— DATA SHOWN —
++++

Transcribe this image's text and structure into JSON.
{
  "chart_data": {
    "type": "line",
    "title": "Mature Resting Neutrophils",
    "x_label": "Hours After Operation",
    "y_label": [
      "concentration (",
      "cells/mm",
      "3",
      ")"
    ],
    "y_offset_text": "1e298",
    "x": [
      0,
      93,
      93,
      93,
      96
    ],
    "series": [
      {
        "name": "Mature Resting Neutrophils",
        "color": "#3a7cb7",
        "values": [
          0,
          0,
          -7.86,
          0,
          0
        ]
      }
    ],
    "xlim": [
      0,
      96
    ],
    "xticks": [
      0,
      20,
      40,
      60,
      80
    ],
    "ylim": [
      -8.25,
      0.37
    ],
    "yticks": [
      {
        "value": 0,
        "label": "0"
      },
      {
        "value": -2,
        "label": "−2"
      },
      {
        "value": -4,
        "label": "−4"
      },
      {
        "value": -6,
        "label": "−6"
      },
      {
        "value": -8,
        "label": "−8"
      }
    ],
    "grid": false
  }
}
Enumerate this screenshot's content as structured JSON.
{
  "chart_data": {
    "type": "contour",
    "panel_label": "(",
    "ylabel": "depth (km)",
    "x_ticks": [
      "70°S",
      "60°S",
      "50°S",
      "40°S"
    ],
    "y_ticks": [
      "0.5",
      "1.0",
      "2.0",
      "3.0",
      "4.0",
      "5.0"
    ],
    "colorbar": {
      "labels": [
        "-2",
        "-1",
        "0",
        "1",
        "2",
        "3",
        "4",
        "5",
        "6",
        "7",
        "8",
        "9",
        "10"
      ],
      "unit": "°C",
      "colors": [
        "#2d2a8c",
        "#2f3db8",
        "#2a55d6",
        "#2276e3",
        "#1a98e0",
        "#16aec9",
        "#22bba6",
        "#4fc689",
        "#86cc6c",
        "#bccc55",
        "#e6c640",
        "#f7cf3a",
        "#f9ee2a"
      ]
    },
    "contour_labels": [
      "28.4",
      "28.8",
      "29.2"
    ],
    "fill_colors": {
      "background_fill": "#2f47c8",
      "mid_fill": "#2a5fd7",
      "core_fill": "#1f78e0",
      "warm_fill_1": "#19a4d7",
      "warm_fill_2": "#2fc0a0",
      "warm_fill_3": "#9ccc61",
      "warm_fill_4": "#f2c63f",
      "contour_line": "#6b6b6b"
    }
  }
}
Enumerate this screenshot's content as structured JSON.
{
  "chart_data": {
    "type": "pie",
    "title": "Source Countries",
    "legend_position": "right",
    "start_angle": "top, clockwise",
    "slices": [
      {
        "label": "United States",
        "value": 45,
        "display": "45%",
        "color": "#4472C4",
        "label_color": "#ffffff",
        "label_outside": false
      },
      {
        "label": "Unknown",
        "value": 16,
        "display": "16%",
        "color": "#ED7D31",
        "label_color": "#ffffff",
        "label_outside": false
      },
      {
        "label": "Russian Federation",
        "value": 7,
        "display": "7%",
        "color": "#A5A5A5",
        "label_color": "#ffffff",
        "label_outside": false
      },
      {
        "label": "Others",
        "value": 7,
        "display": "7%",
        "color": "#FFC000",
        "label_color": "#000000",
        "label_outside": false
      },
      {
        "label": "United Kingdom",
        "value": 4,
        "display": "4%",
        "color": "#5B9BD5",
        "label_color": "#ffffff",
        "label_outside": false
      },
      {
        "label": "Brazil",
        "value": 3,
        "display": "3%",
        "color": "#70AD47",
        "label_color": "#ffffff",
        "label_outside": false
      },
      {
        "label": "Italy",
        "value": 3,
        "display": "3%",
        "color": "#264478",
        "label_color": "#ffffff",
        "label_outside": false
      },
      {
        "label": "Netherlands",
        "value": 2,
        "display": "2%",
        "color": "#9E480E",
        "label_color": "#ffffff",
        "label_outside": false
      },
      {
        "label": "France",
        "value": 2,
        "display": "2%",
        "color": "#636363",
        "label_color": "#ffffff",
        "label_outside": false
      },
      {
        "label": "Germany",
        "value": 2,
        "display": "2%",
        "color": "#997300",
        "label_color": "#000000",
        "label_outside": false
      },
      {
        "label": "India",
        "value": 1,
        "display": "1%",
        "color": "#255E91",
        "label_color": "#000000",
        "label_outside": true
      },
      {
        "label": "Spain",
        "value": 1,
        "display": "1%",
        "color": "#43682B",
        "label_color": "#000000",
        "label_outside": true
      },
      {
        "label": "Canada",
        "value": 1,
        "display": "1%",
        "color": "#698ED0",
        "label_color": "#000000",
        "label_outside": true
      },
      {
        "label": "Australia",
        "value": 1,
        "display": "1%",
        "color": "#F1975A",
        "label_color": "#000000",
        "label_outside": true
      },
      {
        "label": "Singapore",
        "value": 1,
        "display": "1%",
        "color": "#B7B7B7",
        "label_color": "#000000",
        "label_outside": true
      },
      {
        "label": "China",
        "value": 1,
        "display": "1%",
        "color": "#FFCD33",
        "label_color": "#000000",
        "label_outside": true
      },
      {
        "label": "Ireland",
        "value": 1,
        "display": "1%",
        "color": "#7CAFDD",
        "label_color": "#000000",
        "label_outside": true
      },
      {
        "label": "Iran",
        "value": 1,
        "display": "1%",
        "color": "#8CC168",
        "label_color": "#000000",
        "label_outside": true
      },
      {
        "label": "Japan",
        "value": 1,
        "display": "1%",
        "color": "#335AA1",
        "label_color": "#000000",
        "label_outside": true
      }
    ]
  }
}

++++

— WHAT YOU ARE ASKED TO DO —
Retype all of the data shown above, word for word.

— WRITTEN ANSWER —
Transcribe this image's text and structure into JSON.
{
  "chart_data": {
    "type": "line",
    "title": "Mature Resting Neutrophils",
    "x_label": "Hours After Operation",
    "y_label": [
      "concentration (",
      "cells/mm",
      "3",
      ")"
    ],
    "y_offset_text": "1e298",
    "x": [
      0,
      93,
      93,
      93,
      96
    ],
    "series": [
      {
        "name": "Mature Resting Neutrophils",
        "color": "#3a7cb7",
        "values": [
          0,
          0,
          -7.86,
          0,
          0
        ]
      }
    ],
    "xlim": [
      0,
      96
    ],
    "xticks": [
      0,
      20,
      40,
      60,
      80
    ],
    "ylim": [
      -8.25,
      0.37
    ],
    "yticks": [
      {
        "value": 0,
        "label": "0"
      },
      {
        "value": -2,
        "label": "−2"
      },
      {
        "value": -4,
        "label": "−4"
      },
      {
        "value": -6,
        "label": "−6"
      },
      {
        "value": -8,
        "label": "−8"
      }
    ],
    "grid": false
  }
}
Enumerate this screenshot's content as structured JSON.
{
  "chart_data": {
    "type": "contour",
    "panel_label": "(",
    "ylabel": "depth (km)",
    "x_ticks": [
      "70°S",
      "60°S",
      "50°S",
      "40°S"
    ],
    "y_ticks": [
      "0.5",
      "1.0",
      "2.0",
      "3.0",
      "4.0",
      "5.0"
    ],
    "colorbar": {
      "labels": [
        "-2",
        "-1",
        "0",
        "1",
        "2",
        "3",
        "4",
        "5",
        "6",
        "7",
        "8",
        "9",
        "10"
      ],
      "unit": "°C",
      "colors": [
        "#2d2a8c",
        "#2f3db8",
        "#2a55d6",
        "#2276e3",
        "#1a98e0",
        "#16aec9",
        "#22bba6",
        "#4fc689",
        "#86cc6c",
        "#bccc55",
        "#e6c640",
        "#f7cf3a",
        "#f9ee2a"
      ]
    },
    "contour_labels": [
      "28.4",
      "28.8",
      "29.2"
    ],
    "fill_colors": {
      "background_fill": "#2f47c8",
      "mid_fill": "#2a5fd7",
      "core_fill": "#1f78e0",
      "warm_fill_1": "#19a4d7",
      "warm_fill_2": "#2fc0a0",
      "warm_fill_3": "#9ccc61",
      "warm_fill_4": "#f2c63f",
      "contour_line": "#6b6b6b"
    }
  }
}
Enumerate this screenshot's content as structured JSON.
{
  "chart_data": {
    "type": "pie",
    "title": "Source Countries",
    "legend_position": "right",
    "start_angle": "top, clockwise",
    "slices": [
      {
        "label": "United States",
        "value": 45,
        "display": "45%",
        "color": "#4472C4",
        "label_color": "#ffffff",
        "label_outside": false
      },
      {
        "label": "Unknown",
        "value": 16,
        "display": "16%",
        "color": "#ED7D31",
        "label_color": "#ffffff",
        "label_outside": false
      },
      {
        "label": "Russian Federation",
        "value": 7,
        "display": "7%",
        "color": "#A5A5A5",
        "label_color": "#ffffff",
        "label_outside": false
      },
      {
        "label": "Others",
        "value": 7,
        "display": "7%",
        "color": "#FFC000",
        "label_color": "#000000",
        "label_outside": false
      },
      {
        "label": "United Kingdom",
        "value": 4,
        "display": "4%",
        "color": "#5B9BD5",
        "label_color": "#ffffff",
        "label_outside": false
      },
      {
        "label": "Brazil",
        "value": 3,
        "display": "3%",
        "color": "#70AD47",
        "label_color": "#ffffff",
        "label_outside": false
      },
      {
        "label": "Italy",
        "value": 3,
        "display": "3%",
        "color": "#264478",
        "label_color": "#ffffff",
        "label_outside": false
      },
      {
        "label": "Netherlands",
        "value": 2,
        "display": "2%",
        "color": "#9E480E",
        "label_color": "#ffffff",
        "label_outside": false
      },
      {
        "label": "France",
        "value": 2,
        "display": "2%",
        "color": "#636363",
        "label_color": "#ffffff",
        "label_outside": false
      },
      {
        "label": "Germany",
        "value": 2,
        "display": "2%",
        "color": "#997300",
        "label_color": "#000000",
        "label_outside": false
      },
      {
        "label": "India",
        "value": 1,
        "display": "1%",
        "color": "#255E91",
        "label_color": "#000000",
        "label_outside": true
      },
      {
        "label": "Spain",
        "value": 1,
        "display": "1%",
        "color": "#43682B",
        "label_color": "#000000",
        "label_outside": true
      },
      {
        "label": "Canada",
        "value": 1,
        "display": "1%",
        "color": "#698ED0",
        "label_color": "#000000",
        "label_outside": true
      },
      {
        "label": "Australia",
        "value": 1,
        "display": "1%",
        "color": "#F1975A",
        "label_color": "#000000",
        "label_outside": true
      },
      {
        "label": "Singapore",
        "value": 1,
        "display": "1%",
        "color": "#B7B7B7",
        "label_color": "#000000",
        "label_outside": true
      },
      {
        "label": "China",
        "value": 1,
        "display": "1%",
        "color": "#FFCD33",
        "label_color": "#000000",
        "label_outside": true
      },
      {
        "label": "Ireland",
        "value": 1,
        "display": "1%",
        "color": "#7CAFDD",
        "label_color": "#000000",
        "label_outside": true
      },
      {
        "label": "Iran",
        "value": 1,
        "display": "1%",
        "color": "#8CC168",
        "label_color": "#000000",
        "label_outside": true
      },
      {
        "label": "Japan",
        "value": 1,
        "display": "1%",
        "color": "#335AA1",
        "label_color": "#000000",
        "label_outside": true
      }
    ]
  }
}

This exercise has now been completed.